╭──

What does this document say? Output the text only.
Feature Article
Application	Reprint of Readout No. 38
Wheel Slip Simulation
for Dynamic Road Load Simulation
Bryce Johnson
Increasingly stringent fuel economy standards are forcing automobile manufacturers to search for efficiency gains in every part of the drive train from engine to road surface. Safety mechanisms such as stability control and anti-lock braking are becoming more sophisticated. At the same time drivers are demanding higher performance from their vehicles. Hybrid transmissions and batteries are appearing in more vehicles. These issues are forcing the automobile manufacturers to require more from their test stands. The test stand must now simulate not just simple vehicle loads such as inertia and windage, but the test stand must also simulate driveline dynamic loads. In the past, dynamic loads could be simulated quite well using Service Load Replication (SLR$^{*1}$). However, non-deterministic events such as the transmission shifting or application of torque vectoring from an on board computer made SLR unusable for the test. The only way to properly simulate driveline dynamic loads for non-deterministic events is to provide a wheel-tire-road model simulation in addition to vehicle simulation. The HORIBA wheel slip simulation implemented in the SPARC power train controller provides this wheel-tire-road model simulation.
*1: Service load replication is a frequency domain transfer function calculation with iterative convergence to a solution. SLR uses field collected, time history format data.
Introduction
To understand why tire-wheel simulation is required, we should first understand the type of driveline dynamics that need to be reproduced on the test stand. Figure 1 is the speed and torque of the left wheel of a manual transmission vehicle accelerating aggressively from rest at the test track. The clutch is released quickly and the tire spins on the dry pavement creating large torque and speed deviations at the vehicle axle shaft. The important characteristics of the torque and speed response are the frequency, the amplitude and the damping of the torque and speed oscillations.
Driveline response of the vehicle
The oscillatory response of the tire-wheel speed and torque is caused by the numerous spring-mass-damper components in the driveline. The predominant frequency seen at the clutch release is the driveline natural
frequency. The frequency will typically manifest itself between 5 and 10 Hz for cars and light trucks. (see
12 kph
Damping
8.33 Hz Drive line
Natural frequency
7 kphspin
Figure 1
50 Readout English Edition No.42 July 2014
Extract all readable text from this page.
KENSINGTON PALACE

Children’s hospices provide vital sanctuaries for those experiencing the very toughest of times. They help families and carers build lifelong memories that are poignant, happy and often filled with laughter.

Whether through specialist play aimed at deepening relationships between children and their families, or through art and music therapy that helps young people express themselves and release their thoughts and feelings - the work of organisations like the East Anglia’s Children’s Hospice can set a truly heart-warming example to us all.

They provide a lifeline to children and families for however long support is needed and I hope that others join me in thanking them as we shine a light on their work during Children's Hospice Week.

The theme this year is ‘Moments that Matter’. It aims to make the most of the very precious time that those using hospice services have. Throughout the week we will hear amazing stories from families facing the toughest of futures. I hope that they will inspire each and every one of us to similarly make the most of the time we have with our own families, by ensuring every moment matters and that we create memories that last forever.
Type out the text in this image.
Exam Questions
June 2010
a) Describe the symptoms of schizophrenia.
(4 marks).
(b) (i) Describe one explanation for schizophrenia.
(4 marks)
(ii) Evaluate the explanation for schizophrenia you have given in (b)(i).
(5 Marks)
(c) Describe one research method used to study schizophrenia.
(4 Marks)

╰──

◆ **What you need to do**
Reproduce the full listing word for word.

◆ **Exercise output**
What does this document say? Output the text only.
Feature Article
Application	Reprint of Readout No. 38
Wheel Slip Simulation
for Dynamic Road Load Simulation
Bryce Johnson
Increasingly stringent fuel economy standards are forcing automobile manufacturers to search for efficiency gains in every part of the drive train from engine to road surface. Safety mechanisms such as stability control and anti-lock braking are becoming more sophisticated. At the same time drivers are demanding higher performance from their vehicles. Hybrid transmissions and batteries are appearing in more vehicles. These issues are forcing the automobile manufacturers to require more from their test stands. The test stand must now simulate not just simple vehicle loads such as inertia and windage, but the test stand must also simulate driveline dynamic loads. In the past, dynamic loads could be simulated quite well using Service Load Replication (SLR$^{*1}$). However, non-deterministic events such as the transmission shifting or application of torque vectoring from an on board computer made SLR unusable for the test. The only way to properly simulate driveline dynamic loads for non-deterministic events is to provide a wheel-tire-road model simulation in addition to vehicle simulation. The HORIBA wheel slip simulation implemented in the SPARC power train controller provides this wheel-tire-road model simulation.
*1: Service load replication is a frequency domain transfer function calculation with iterative convergence to a solution. SLR uses field collected, time history format data.
Introduction
To understand why tire-wheel simulation is required, we should first understand the type of driveline dynamics that need to be reproduced on the test stand. Figure 1 is the speed and torque of the left wheel of a manual transmission vehicle accelerating aggressively from rest at the test track. The clutch is released quickly and the tire spins on the dry pavement creating large torque and speed deviations at the vehicle axle shaft. The important characteristics of the torque and speed response are the frequency, the amplitude and the damping of the torque and speed oscillations.
Driveline response of the vehicle
The oscillatory response of the tire-wheel speed and torque is caused by the numerous spring-mass-damper components in the driveline. The predominant frequency seen at the clutch release is the driveline natural
frequency. The frequency will typically manifest itself between 5 and 10 Hz for cars and light trucks. (see
12 kph
Damping
8.33 Hz Drive line
Natural frequency
7 kphspin
Figure 1
50 Readout English Edition No.42 July 2014
Extract all readable text from this page.
KENSINGTON PALACE

Children’s hospices provide vital sanctuaries for those experiencing the very toughest of times. They help families and carers build lifelong memories that are poignant, happy and often filled with laughter.

Whether through specialist play aimed at deepening relationships between children and their families, or through art and music therapy that helps young people express themselves and release their thoughts and feelings - the work of organisations like the East Anglia’s Children’s Hospice can set a truly heart-warming example to us all.

They provide a lifeline to children and families for however long support is needed and I hope that others join me in thanking them as we shine a light on their work during Children's Hospice Week.

The theme this year is ‘Moments that Matter’. It aims to make the most of the very precious time that those using hospice services have. Throughout the week we will hear amazing stories from families facing the toughest of futures. I hope that they will inspire each and every one of us to similarly make the most of the time we have with our own families, by ensuring every moment matters and that we create memories that last forever.
Type out the text in this image.
Exam Questions
June 2010
a) Describe the symptoms of schizophrenia.
(4 marks).
(b) (i) Describe one explanation for schizophrenia.
(4 marks)
(ii) Evaluate the explanation for schizophrenia you have given in (b)(i).
(5 Marks)
(c) Describe one research method used to study schizophrenia.
(4 Marks)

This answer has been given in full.